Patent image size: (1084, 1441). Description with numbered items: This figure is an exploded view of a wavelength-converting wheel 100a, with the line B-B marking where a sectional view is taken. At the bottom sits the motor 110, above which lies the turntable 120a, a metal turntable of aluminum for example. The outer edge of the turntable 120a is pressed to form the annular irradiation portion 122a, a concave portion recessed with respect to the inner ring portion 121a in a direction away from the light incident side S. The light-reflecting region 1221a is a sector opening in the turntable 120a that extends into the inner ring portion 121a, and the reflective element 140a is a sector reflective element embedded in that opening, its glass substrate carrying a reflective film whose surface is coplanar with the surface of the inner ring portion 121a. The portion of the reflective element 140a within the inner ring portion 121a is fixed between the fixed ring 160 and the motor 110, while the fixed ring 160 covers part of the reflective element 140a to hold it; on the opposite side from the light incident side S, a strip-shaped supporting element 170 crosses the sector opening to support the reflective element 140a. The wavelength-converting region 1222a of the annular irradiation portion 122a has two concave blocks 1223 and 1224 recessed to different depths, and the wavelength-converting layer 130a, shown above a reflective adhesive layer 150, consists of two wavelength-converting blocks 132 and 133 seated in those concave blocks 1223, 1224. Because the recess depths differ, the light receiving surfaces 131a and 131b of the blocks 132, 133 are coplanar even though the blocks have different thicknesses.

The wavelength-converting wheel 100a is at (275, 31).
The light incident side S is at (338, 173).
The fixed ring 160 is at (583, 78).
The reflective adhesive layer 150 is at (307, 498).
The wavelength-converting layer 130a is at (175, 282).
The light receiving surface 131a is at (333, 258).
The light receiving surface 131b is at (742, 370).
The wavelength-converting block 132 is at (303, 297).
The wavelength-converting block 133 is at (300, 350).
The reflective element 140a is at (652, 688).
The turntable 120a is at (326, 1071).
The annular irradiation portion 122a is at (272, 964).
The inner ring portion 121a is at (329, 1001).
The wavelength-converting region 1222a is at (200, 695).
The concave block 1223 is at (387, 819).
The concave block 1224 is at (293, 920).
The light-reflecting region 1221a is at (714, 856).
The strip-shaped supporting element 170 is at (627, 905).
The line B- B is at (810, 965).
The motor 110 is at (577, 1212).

........

◆ Task directions
Copy every row above word for word, with nothing added or changed.

◆ Full answer
Patent image size: (1084, 1441). Description with numbered items: This figure is an exploded view of a wavelength-converting wheel 100a, with the line B-B marking where a sectional view is taken. At the bottom sits the motor 110, above which lies the turntable 120a, a metal turntable of aluminum for example. The outer edge of the turntable 120a is pressed to form the annular irradiation portion 122a, a concave portion recessed with respect to the inner ring portion 121a in a direction away from the light incident side S. The light-reflecting region 1221a is a sector opening in the turntable 120a that extends into the inner ring portion 121a, and the reflective element 140a is a sector reflective element embedded in that opening, its glass substrate carrying a reflective film whose surface is coplanar with the surface of the inner ring portion 121a. The portion of the reflective element 140a within the inner ring portion 121a is fixed between the fixed ring 160 and the motor 110, while the fixed ring 160 covers part of the reflective element 140a to hold it; on the opposite side from the light incident side S, a strip-shaped supporting element 170 crosses the sector opening to support the reflective element 140a. The wavelength-converting region 1222a of the annular irradiation portion 122a has two concave blocks 1223 and 1224 recessed to different depths, and the wavelength-converting layer 130a, shown above a reflective adhesive layer 150, consists of two wavelength-converting blocks 132 and 133 seated in those concave blocks 1223, 1224. Because the recess depths differ, the light receiving surfaces 131a and 131b of the blocks 132, 133 are coplanar even though the blocks have different thicknesses.

The wavelength-converting wheel 100a is at (275, 31).
The light incident side S is at (338, 173).
The fixed ring 160 is at (583, 78).
The reflective adhesive layer 150 is at (307, 498).
The wavelength-converting layer 130a is at (175, 282).
The light receiving surface 131a is at (333, 258).
The light receiving surface 131b is at (742, 370).
The wavelength-converting block 132 is at (303, 297).
The wavelength-converting block 133 is at (300, 350).
The reflective element 140a is at (652, 688).
The turntable 120a is at (326, 1071).
The annular irradiation portion 122a is at (272, 964).
The inner ring portion 121a is at (329, 1001).
The wavelength-converting region 1222a is at (200, 695).
The concave block 1223 is at (387, 819).
The concave block 1224 is at (293, 920).
The light-reflecting region 1221a is at (714, 856).
The strip-shaped supporting element 170 is at (627, 905).
The line B- B is at (810, 965).
The motor 110 is at (577, 1212).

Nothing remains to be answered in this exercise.